[Begin SOURCE DATA]
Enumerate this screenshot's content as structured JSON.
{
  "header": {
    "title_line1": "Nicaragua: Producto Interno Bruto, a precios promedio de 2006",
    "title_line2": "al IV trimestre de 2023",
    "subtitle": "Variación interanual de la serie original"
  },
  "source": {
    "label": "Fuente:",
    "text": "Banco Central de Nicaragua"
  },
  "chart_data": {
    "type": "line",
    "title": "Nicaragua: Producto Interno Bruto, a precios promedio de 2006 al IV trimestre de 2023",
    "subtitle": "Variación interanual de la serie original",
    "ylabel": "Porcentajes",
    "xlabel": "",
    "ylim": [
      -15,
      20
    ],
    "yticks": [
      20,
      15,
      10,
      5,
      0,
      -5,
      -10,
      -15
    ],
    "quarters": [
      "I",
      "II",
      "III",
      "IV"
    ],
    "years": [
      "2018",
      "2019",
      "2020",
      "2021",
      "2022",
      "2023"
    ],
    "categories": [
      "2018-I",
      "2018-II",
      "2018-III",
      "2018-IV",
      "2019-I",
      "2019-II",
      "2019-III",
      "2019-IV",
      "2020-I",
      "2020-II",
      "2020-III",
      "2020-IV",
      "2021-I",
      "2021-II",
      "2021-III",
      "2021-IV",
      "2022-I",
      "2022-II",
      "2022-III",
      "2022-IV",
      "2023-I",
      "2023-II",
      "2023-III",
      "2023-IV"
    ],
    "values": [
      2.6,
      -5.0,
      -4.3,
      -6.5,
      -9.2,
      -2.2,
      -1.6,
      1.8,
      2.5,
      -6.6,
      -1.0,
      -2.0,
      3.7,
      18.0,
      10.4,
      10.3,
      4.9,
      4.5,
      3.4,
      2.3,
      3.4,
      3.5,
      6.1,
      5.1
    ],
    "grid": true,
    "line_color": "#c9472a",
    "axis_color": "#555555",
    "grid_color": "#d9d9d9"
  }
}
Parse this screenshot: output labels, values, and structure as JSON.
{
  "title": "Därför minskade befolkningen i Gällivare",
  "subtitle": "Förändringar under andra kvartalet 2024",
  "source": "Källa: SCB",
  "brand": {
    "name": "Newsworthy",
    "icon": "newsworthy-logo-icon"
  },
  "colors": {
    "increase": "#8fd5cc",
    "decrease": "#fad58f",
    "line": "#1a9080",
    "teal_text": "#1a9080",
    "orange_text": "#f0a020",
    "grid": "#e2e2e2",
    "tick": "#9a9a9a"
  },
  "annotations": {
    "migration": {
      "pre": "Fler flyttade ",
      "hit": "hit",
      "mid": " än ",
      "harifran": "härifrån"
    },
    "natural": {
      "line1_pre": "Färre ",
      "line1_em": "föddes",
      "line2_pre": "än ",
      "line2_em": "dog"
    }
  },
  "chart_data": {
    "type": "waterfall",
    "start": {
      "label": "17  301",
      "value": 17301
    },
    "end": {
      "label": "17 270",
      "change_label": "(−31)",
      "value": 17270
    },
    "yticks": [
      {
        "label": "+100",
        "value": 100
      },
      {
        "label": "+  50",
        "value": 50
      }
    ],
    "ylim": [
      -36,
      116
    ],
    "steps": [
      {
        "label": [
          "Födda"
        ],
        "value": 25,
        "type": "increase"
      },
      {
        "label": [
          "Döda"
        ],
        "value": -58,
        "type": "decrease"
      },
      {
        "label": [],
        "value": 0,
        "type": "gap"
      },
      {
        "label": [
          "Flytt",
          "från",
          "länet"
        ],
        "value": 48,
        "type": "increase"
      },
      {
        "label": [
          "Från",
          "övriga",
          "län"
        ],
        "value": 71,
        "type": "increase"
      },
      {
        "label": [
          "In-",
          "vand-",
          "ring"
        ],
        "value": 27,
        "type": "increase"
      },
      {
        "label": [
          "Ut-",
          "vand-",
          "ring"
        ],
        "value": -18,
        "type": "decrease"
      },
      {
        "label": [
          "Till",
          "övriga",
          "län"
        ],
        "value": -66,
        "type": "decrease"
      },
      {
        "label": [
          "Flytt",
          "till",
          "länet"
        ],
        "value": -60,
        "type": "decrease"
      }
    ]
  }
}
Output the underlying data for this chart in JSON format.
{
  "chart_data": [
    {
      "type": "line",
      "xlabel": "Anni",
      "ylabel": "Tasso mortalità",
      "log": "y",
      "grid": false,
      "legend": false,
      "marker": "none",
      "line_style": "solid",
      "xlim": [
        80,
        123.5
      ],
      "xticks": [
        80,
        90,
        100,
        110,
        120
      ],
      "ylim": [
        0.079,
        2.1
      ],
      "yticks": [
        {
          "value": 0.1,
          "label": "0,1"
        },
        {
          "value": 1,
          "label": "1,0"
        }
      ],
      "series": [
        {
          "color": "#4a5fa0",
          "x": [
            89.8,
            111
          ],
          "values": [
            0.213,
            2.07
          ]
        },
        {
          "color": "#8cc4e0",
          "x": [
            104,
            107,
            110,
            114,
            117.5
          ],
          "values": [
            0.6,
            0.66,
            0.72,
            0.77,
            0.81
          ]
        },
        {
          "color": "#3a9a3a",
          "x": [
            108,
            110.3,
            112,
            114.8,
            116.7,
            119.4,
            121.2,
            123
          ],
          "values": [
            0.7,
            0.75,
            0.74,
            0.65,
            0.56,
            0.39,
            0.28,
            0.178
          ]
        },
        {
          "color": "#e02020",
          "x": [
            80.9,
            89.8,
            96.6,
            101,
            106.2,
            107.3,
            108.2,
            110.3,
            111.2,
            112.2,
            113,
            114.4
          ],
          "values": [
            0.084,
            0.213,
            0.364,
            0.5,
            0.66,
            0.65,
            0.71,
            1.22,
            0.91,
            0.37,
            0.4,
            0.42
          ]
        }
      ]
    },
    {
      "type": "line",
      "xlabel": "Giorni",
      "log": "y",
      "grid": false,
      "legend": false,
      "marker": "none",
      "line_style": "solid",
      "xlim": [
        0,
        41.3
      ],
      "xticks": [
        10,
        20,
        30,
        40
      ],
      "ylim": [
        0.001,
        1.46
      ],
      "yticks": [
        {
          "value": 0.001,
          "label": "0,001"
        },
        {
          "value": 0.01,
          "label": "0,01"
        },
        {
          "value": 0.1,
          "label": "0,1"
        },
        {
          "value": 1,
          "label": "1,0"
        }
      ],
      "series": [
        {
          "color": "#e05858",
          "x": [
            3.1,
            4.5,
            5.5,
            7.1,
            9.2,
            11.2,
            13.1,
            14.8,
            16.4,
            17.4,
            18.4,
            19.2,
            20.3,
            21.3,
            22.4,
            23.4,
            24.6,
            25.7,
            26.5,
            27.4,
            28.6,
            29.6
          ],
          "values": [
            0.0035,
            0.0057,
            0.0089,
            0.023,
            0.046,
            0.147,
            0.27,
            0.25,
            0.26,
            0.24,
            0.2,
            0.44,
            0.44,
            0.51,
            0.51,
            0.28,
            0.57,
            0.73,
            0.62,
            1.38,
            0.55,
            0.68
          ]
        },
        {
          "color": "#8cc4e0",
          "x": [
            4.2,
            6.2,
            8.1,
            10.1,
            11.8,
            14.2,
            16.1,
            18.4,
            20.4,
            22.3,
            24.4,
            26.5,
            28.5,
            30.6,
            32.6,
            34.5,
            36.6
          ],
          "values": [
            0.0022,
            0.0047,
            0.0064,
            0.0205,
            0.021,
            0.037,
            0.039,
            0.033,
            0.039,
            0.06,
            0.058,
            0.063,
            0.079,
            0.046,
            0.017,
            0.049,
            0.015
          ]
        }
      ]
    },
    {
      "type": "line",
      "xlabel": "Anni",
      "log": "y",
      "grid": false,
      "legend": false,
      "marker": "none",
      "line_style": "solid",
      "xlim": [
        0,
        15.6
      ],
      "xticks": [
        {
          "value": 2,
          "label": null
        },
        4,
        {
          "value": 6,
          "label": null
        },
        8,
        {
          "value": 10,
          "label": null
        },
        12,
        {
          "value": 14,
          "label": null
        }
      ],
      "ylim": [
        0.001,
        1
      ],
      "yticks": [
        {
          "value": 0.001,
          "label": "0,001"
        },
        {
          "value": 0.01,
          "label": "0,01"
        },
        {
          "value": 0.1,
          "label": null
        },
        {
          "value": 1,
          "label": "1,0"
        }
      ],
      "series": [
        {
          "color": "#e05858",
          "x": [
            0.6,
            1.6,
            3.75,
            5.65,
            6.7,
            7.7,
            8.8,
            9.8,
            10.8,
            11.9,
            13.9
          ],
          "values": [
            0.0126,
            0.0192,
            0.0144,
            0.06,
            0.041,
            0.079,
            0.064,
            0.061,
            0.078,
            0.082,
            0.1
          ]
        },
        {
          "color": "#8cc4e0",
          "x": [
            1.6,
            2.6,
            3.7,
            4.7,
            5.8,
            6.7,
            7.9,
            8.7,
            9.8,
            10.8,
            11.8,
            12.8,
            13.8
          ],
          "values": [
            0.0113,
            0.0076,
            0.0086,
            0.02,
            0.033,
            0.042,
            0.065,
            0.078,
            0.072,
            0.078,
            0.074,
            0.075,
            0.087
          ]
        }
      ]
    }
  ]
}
[End SOURCE DATA]
- TASK DETAILS
From the records above, pull out each line that has "Bruto".

- COMPLETED EXERCISE
    "title_line1": "Nicaragua: Producto Interno Bruto, a precios promedio de 2006",
    "title": "Nicaragua: Producto Interno Bruto, a precios promedio de 2006 al IV trimestre de 2023",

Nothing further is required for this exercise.